**Written exercise**
Check each line of the material below for "Distributed", then copy the ones that contain it.

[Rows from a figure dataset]

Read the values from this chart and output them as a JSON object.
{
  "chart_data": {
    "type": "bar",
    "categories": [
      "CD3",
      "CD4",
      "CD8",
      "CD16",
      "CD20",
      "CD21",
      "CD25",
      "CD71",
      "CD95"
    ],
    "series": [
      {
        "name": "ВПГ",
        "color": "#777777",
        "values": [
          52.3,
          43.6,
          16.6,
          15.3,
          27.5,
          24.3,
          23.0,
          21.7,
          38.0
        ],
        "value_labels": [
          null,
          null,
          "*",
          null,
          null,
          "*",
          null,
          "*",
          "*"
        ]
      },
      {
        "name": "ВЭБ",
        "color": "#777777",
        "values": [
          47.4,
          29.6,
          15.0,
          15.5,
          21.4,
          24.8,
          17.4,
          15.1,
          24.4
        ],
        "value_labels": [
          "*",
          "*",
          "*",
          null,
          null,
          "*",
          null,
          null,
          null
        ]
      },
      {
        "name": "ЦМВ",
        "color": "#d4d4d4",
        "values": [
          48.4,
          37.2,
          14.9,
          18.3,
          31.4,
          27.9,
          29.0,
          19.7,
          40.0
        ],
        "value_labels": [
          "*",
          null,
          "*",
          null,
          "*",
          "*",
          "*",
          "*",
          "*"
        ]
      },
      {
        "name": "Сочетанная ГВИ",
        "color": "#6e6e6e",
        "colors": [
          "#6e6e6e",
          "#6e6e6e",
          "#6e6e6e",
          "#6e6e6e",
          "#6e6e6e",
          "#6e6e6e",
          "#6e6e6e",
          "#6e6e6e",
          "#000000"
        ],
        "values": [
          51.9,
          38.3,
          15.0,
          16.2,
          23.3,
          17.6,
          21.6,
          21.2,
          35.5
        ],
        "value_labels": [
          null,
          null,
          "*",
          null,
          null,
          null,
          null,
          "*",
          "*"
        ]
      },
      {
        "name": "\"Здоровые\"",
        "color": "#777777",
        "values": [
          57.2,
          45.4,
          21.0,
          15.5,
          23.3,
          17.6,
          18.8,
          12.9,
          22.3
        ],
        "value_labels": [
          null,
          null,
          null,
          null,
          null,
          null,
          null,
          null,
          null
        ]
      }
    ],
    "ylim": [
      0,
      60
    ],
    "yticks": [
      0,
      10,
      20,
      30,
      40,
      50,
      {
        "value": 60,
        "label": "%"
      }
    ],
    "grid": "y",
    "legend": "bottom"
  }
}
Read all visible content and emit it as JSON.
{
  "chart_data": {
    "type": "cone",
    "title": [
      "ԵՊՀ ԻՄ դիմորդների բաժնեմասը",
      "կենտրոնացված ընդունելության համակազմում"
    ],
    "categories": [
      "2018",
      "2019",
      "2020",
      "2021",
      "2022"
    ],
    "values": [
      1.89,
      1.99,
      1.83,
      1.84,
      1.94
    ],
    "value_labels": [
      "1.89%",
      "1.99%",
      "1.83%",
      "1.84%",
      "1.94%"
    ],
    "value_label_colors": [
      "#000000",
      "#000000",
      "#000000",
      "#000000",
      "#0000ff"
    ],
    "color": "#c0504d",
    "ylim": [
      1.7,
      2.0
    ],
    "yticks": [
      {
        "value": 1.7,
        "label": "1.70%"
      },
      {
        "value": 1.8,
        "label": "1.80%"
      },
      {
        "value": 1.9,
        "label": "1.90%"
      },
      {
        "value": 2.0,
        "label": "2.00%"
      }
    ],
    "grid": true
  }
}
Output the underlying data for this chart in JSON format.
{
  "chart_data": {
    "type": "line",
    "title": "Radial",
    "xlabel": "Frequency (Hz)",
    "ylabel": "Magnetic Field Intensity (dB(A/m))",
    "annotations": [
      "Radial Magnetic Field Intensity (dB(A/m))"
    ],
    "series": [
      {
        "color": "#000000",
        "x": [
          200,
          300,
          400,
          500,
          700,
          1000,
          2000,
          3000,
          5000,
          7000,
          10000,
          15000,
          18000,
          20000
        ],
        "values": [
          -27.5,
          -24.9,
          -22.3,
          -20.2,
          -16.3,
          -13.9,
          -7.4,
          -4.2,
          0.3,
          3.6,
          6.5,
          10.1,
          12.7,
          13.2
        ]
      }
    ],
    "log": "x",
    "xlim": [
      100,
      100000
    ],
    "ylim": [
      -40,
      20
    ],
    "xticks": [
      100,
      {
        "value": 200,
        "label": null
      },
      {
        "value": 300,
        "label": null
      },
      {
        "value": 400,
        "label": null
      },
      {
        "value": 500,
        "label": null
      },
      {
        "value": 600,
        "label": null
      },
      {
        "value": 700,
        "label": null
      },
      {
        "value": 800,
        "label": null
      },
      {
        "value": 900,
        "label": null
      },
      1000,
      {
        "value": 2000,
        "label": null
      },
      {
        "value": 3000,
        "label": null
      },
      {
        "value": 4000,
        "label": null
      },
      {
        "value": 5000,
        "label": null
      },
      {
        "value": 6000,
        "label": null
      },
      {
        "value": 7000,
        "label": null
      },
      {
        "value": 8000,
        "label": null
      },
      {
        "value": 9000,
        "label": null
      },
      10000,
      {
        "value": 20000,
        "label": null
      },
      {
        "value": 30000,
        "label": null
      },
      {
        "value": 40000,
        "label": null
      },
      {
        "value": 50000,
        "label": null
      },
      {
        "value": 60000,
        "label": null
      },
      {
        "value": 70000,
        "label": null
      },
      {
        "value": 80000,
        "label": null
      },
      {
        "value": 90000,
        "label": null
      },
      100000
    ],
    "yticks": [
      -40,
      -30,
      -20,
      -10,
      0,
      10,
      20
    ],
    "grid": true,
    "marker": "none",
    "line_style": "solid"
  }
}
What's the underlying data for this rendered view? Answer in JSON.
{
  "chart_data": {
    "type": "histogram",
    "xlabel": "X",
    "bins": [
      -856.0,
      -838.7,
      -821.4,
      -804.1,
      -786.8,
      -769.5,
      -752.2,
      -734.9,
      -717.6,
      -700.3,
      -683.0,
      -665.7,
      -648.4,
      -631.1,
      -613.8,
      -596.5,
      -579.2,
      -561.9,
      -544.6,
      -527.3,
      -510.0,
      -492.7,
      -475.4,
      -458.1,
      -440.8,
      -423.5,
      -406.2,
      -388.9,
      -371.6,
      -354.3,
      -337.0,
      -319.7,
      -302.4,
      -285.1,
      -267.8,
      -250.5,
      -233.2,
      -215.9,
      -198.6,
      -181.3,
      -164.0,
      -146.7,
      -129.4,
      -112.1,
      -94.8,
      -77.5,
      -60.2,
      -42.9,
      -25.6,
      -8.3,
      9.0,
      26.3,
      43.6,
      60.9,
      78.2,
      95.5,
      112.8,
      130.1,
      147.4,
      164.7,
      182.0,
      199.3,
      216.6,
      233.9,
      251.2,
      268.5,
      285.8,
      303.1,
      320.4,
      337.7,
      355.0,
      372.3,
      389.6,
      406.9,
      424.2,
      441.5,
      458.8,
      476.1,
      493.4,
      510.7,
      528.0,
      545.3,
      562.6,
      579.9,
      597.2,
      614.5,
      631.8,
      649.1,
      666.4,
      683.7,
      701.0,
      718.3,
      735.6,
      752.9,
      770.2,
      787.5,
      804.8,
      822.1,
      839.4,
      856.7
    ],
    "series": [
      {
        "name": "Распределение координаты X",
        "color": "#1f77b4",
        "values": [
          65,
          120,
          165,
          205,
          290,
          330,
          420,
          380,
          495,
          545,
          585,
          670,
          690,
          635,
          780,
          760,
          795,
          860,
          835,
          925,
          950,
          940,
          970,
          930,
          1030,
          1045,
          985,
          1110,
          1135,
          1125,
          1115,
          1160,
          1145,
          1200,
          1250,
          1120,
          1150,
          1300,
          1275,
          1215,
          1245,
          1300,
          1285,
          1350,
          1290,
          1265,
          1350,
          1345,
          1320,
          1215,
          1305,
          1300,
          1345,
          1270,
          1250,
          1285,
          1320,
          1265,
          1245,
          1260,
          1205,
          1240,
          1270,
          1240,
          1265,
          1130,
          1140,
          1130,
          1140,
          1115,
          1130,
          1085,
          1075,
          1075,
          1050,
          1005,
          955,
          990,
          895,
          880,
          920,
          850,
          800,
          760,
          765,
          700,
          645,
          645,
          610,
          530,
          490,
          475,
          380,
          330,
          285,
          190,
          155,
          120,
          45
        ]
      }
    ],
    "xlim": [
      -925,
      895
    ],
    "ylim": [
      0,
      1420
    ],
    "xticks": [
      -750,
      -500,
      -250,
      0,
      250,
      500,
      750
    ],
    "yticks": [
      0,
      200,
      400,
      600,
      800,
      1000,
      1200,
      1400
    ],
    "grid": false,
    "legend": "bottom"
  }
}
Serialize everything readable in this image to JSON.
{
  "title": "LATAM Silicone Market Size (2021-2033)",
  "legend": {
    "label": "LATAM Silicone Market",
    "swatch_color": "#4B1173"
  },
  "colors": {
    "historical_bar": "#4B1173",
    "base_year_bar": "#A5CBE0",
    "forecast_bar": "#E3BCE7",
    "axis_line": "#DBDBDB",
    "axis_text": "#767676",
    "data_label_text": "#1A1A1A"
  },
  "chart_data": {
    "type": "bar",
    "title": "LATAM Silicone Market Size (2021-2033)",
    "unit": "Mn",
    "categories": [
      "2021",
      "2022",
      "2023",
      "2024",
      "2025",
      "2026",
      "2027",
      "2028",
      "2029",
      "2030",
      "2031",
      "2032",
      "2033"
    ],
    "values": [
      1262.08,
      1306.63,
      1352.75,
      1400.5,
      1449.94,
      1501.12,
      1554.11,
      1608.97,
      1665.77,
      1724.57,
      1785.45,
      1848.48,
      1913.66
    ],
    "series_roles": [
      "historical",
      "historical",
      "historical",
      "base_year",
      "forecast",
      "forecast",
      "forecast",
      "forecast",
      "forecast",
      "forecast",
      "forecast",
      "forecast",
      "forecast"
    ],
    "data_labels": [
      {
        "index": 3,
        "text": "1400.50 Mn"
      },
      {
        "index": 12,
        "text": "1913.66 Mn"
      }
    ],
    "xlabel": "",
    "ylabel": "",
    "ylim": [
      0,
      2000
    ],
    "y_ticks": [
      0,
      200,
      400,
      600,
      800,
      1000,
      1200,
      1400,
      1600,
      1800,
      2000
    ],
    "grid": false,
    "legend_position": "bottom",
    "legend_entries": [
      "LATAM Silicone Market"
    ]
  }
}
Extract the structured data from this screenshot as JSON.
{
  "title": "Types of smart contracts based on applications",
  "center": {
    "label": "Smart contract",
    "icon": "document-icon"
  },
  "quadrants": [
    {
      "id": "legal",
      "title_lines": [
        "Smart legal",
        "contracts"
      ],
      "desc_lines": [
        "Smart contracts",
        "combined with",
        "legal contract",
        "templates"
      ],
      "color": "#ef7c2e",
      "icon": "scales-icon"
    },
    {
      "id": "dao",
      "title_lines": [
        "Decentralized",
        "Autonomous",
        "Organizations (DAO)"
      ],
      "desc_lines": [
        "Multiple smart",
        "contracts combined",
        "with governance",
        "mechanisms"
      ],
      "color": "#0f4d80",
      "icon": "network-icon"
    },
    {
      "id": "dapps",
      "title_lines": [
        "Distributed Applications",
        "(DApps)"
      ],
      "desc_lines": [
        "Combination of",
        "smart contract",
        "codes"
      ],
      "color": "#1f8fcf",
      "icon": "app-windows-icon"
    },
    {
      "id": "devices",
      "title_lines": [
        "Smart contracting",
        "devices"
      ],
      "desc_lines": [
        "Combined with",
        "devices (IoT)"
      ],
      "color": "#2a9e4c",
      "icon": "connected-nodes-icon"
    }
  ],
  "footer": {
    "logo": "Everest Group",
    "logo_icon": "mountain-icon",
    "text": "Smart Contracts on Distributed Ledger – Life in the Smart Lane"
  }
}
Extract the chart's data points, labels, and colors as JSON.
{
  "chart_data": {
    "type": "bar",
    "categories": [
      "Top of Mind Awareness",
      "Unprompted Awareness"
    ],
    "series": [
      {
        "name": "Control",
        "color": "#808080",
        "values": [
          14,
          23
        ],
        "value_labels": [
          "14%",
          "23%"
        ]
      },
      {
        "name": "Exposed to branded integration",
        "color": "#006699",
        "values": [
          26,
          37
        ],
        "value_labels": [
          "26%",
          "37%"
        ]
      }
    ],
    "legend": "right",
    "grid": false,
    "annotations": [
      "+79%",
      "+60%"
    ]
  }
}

**Correct output**
        "Distributed Applications",
    "text": "Smart Contracts on Distributed Ledger – Life in the Smart Lane"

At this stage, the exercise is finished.